Figure record listings
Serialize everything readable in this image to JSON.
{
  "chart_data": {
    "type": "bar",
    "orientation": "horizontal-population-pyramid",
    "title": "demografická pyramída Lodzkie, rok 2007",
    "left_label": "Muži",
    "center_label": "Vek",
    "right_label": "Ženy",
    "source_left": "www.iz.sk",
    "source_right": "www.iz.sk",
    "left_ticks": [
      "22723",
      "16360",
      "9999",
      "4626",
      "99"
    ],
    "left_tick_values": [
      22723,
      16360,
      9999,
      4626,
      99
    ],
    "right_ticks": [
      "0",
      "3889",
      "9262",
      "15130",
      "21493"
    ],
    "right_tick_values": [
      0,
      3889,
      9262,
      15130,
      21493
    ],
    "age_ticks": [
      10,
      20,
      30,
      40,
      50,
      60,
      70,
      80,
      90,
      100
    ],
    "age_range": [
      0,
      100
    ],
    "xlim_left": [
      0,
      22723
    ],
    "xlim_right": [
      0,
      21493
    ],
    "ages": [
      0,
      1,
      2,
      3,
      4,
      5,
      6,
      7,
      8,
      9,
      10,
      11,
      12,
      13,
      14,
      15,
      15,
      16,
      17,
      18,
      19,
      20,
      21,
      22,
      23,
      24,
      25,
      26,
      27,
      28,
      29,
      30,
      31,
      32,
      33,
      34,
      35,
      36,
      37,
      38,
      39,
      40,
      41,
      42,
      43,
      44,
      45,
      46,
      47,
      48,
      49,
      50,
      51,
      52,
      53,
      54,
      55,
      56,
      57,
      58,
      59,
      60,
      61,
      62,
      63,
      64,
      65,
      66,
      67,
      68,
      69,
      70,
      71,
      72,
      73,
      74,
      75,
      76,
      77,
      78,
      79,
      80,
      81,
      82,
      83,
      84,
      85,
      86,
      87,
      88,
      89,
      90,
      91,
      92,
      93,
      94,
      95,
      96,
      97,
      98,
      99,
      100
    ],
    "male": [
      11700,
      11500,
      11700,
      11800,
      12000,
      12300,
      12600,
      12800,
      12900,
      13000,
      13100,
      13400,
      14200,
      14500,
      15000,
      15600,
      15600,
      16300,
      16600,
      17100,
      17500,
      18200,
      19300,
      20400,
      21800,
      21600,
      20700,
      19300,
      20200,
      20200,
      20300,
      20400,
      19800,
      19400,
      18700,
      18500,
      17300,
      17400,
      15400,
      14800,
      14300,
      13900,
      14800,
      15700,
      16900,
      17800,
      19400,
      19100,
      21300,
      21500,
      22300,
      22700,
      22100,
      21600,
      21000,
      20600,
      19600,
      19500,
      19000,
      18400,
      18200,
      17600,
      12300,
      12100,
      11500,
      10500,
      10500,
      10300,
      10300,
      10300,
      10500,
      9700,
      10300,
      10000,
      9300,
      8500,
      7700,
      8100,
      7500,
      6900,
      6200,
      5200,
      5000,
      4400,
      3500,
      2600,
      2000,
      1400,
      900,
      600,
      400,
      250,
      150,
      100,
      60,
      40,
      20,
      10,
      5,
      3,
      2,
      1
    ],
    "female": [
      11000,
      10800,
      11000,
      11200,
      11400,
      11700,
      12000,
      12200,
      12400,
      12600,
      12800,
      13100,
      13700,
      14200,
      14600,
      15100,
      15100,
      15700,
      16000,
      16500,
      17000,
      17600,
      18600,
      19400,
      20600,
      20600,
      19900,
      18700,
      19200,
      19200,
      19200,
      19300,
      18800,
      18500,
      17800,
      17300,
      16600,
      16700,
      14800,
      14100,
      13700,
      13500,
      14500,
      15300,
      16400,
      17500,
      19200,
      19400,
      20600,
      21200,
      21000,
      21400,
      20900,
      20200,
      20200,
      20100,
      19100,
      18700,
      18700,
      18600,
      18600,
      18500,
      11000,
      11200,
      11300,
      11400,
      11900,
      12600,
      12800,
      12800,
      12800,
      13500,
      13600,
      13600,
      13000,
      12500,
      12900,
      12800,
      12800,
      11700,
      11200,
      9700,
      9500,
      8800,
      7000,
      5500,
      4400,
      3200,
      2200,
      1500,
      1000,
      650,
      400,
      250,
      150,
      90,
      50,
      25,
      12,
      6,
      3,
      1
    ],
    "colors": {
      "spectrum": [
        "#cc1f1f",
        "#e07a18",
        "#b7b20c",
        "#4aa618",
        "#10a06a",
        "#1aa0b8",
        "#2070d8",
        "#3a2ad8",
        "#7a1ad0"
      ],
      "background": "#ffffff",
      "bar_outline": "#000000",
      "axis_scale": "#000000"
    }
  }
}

* **Your objective**
Please quote the data above in full, with no line missing.

* **Response to this task**
Serialize everything readable in this image to JSON.
{
  "chart_data": {
    "type": "bar",
    "orientation": "horizontal-population-pyramid",
    "title": "demografická pyramída Lodzkie, rok 2007",
    "left_label": "Muži",
    "center_label": "Vek",
    "right_label": "Ženy",
    "source_left": "www.iz.sk",
    "source_right": "www.iz.sk",
    "left_ticks": [
      "22723",
      "16360",
      "9999",
      "4626",
      "99"
    ],
    "left_tick_values": [
      22723,
      16360,
      9999,
      4626,
      99
    ],
    "right_ticks": [
      "0",
      "3889",
      "9262",
      "15130",
      "21493"
    ],
    "right_tick_values": [
      0,
      3889,
      9262,
      15130,
      21493
    ],
    "age_ticks": [
      10,
      20,
      30,
      40,
      50,
      60,
      70,
      80,
      90,
      100
    ],
    "age_range": [
      0,
      100
    ],
    "xlim_left": [
      0,
      22723
    ],
    "xlim_right": [
      0,
      21493
    ],
    "ages": [
      0,
      1,
      2,
      3,
      4,
      5,
      6,
      7,
      8,
      9,
      10,
      11,
      12,
      13,
      14,
      15,
      15,
      16,
      17,
      18,
      19,
      20,
      21,
      22,
      23,
      24,
      25,
      26,
      27,
      28,
      29,
      30,
      31,
      32,
      33,
      34,
      35,
      36,
      37,
      38,
      39,
      40,
      41,
      42,
      43,
      44,
      45,
      46,
      47,
      48,
      49,
      50,
      51,
      52,
      53,
      54,
      55,
      56,
      57,
      58,
      59,
      60,
      61,
      62,
      63,
      64,
      65,
      66,
      67,
      68,
      69,
      70,
      71,
      72,
      73,
      74,
      75,
      76,
      77,
      78,
      79,
      80,
      81,
      82,
      83,
      84,
      85,
      86,
      87,
      88,
      89,
      90,
      91,
      92,
      93,
      94,
      95,
      96,
      97,
      98,
      99,
      100
    ],
    "male": [
      11700,
      11500,
      11700,
      11800,
      12000,
      12300,
      12600,
      12800,
      12900,
      13000,
      13100,
      13400,
      14200,
      14500,
      15000,
      15600,
      15600,
      16300,
      16600,
      17100,
      17500,
      18200,
      19300,
      20400,
      21800,
      21600,
      20700,
      19300,
      20200,
      20200,
      20300,
      20400,
      19800,
      19400,
      18700,
      18500,
      17300,
      17400,
      15400,
      14800,
      14300,
      13900,
      14800,
      15700,
      16900,
      17800,
      19400,
      19100,
      21300,
      21500,
      22300,
      22700,
      22100,
      21600,
      21000,
      20600,
      19600,
      19500,
      19000,
      18400,
      18200,
      17600,
      12300,
      12100,
      11500,
      10500,
      10500,
      10300,
      10300,
      10300,
      10500,
      9700,
      10300,
      10000,
      9300,
      8500,
      7700,
      8100,
      7500,
      6900,
      6200,
      5200,
      5000,
      4400,
      3500,
      2600,
      2000,
      1400,
      900,
      600,
      400,
      250,
      150,
      100,
      60,
      40,
      20,
      10,
      5,
      3,
      2,
      1
    ],
    "female": [
      11000,
      10800,
      11000,
      11200,
      11400,
      11700,
      12000,
      12200,
      12400,
      12600,
      12800,
      13100,
      13700,
      14200,
      14600,
      15100,
      15100,
      15700,
      16000,
      16500,
      17000,
      17600,
      18600,
      19400,
      20600,
      20600,
      19900,
      18700,
      19200,
      19200,
      19200,
      19300,
      18800,
      18500,
      17800,
      17300,
      16600,
      16700,
      14800,
      14100,
      13700,
      13500,
      14500,
      15300,
      16400,
      17500,
      19200,
      19400,
      20600,
      21200,
      21000,
      21400,
      20900,
      20200,
      20200,
      20100,
      19100,
      18700,
      18700,
      18600,
      18600,
      18500,
      11000,
      11200,
      11300,
      11400,
      11900,
      12600,
      12800,
      12800,
      12800,
      13500,
      13600,
      13600,
      13000,
      12500,
      12900,
      12800,
      12800,
      11700,
      11200,
      9700,
      9500,
      8800,
      7000,
      5500,
      4400,
      3200,
      2200,
      1500,
      1000,
      650,
      400,
      250,
      150,
      90,
      50,
      25,
      12,
      6,
      3,
      1
    ],
    "colors": {
      "spectrum": [
        "#cc1f1f",
        "#e07a18",
        "#b7b20c",
        "#4aa618",
        "#10a06a",
        "#1aa0b8",
        "#2070d8",
        "#3a2ad8",
        "#7a1ad0"
      ],
      "background": "#ffffff",
      "bar_outline": "#000000",
      "axis_scale": "#000000"
    }
  }
}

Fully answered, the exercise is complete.